Baca berita tanpa iklan. Gabung Kompas.com+

Oh, Tuhan... Masakan Bali Wow Sekali!

Kompas.com - 29/04/2013, 08:15 WIB

Budi Suwarna & Benny D Koestanto

Puluhan turis asing mencari rahasia kelezatan masakan bali di lorong pasar tradisional yang sumpek. Mereka melihat, mengenali, menyentuh, dan mencium setiap bumbu yang aromanya bikin mereka sebentar- sebentar berseru, ”Oh, God!”  

Hari masih pagi. Lima belas turis asing berbaur di antara tumpukan sayur dan aroma aneka bumbu. Ditemani dua pemandu, mereka bergerak dari satu lapak ke lapak yang lain di Pasar Ubud, Gianyar, awal April lalu. ”Semua bumbu bali ada di sini. Anda semua bisa melihatnya. Yang ini namanya daun salam, ini serai, rawit, daun jeruk purut, kunyit, dan kecombrang,” ujar I Nengah Sudira, si pemandu, sambil menunjuk satu per satu bumbu yang ia sebutkan.

Sudira lantas menyodorkan bumbu-bumbu itu kepada para turis yang dipandunya. Mereka pun berebutan memegang dan mencium bumbu-bumbu asing itu. ”Smells good,” bisik Vivienne Gardiner (46) kepada temannya.

▸ **BAGIAN DATA**
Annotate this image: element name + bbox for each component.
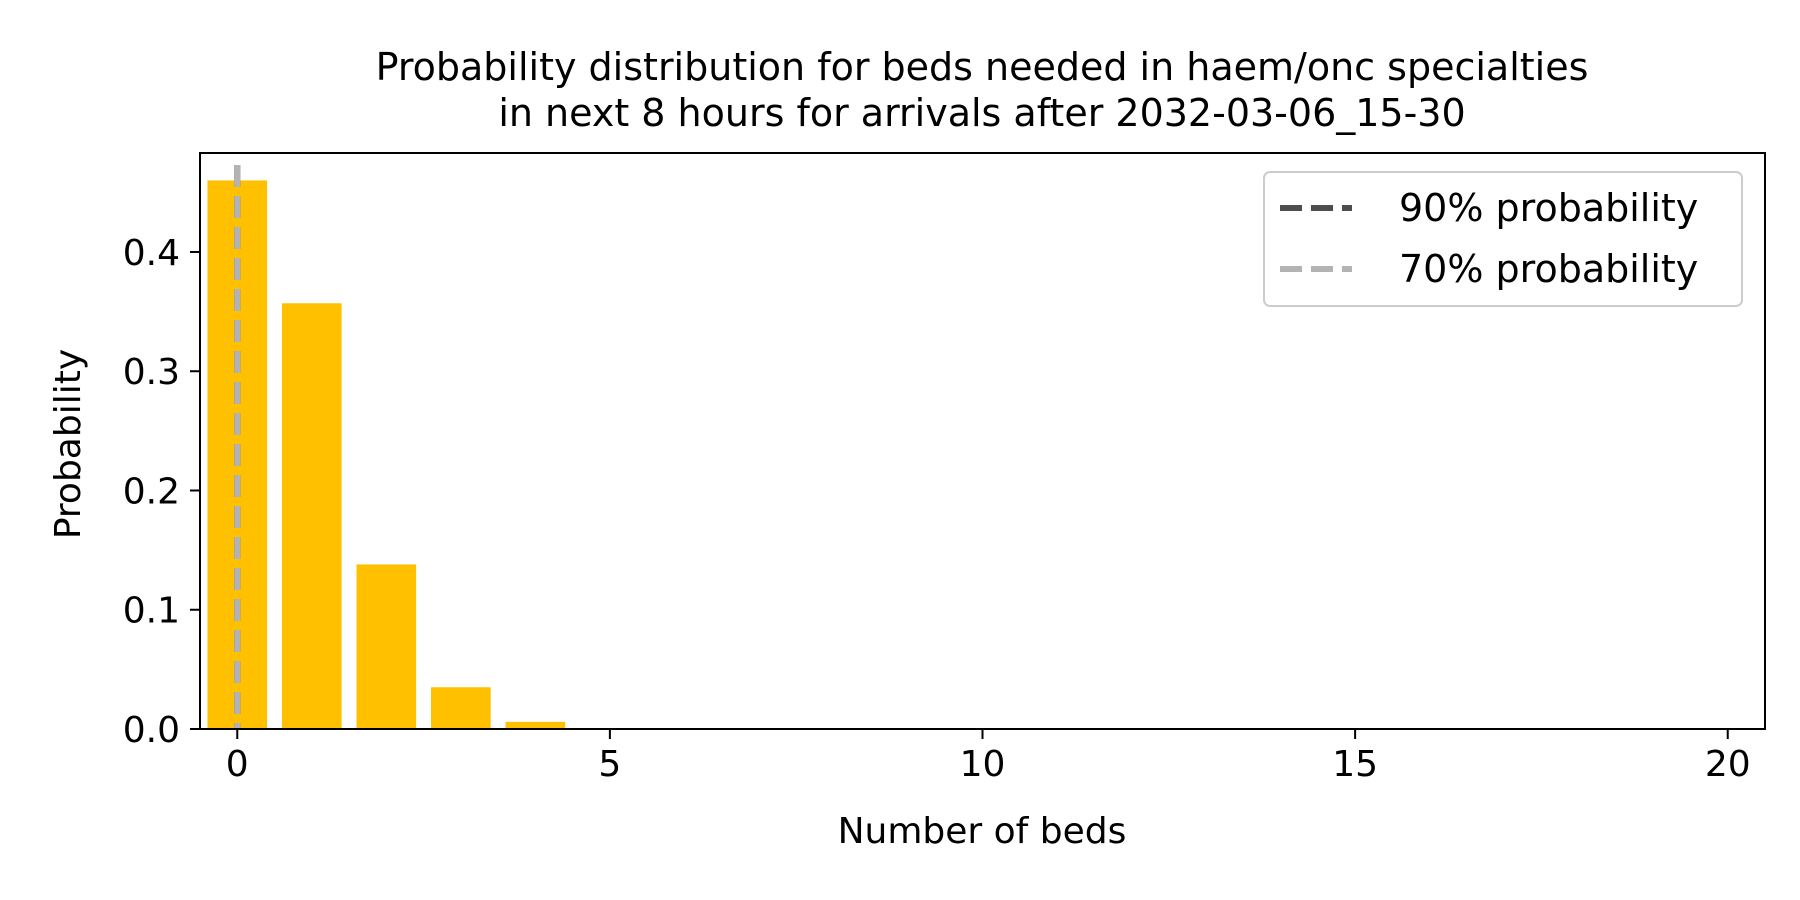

▸ **SOAL LATIHAN**
• a. Jawablah pertanyaan berikut berdasarkan artikel tentang masakan Bali.
(i) Di pasar mana para turis asing berkeliling dari lapak ke lapak?
(ii) Berapa turis asing yang berbaur di antara tumpukan sayur pagi itu?
(iii) Siapa nama pemandu yang menyebutkan bumbu-bumbu bali satu per satu?
• b. Tuliskan kembali dengan persis bagian artikel tentang masakan Bali mulai dari "Puluhan turis asing" sampai dengan "yang ia sebutkan.".

▸ **KUNCI JAWABAN**
• a.
(i) Pasar Ubud, Gianyar.
(ii) Lima belas turis asing.
(iii) I Nengah Sudira.

• b.
Puluhan turis asing mencari rahasia kelezatan masakan bali di lorong pasar tradisional yang sumpek. Mereka melihat, mengenali, menyentuh, dan mencium setiap bumbu yang aromanya bikin mereka sebentar- sebentar berseru, ”Oh, God!”  

Hari masih pagi. Lima belas turis asing berbaur di antara tumpukan sayur dan aroma aneka bumbu. Ditemani dua pemandu, mereka bergerak dari satu lapak ke lapak yang lain di Pasar Ubud, Gianyar, awal April lalu. ”Semua bumbu bali ada di sini. Anda semua bisa melihatnya. Yang ini namanya daun salam, ini serai, rawit, daun jeruk purut, kunyit, dan kecombrang,” ujar I Nengah Sudira, si pemandu, sambil menunjuk satu per satu bumbu yang ia sebutkan.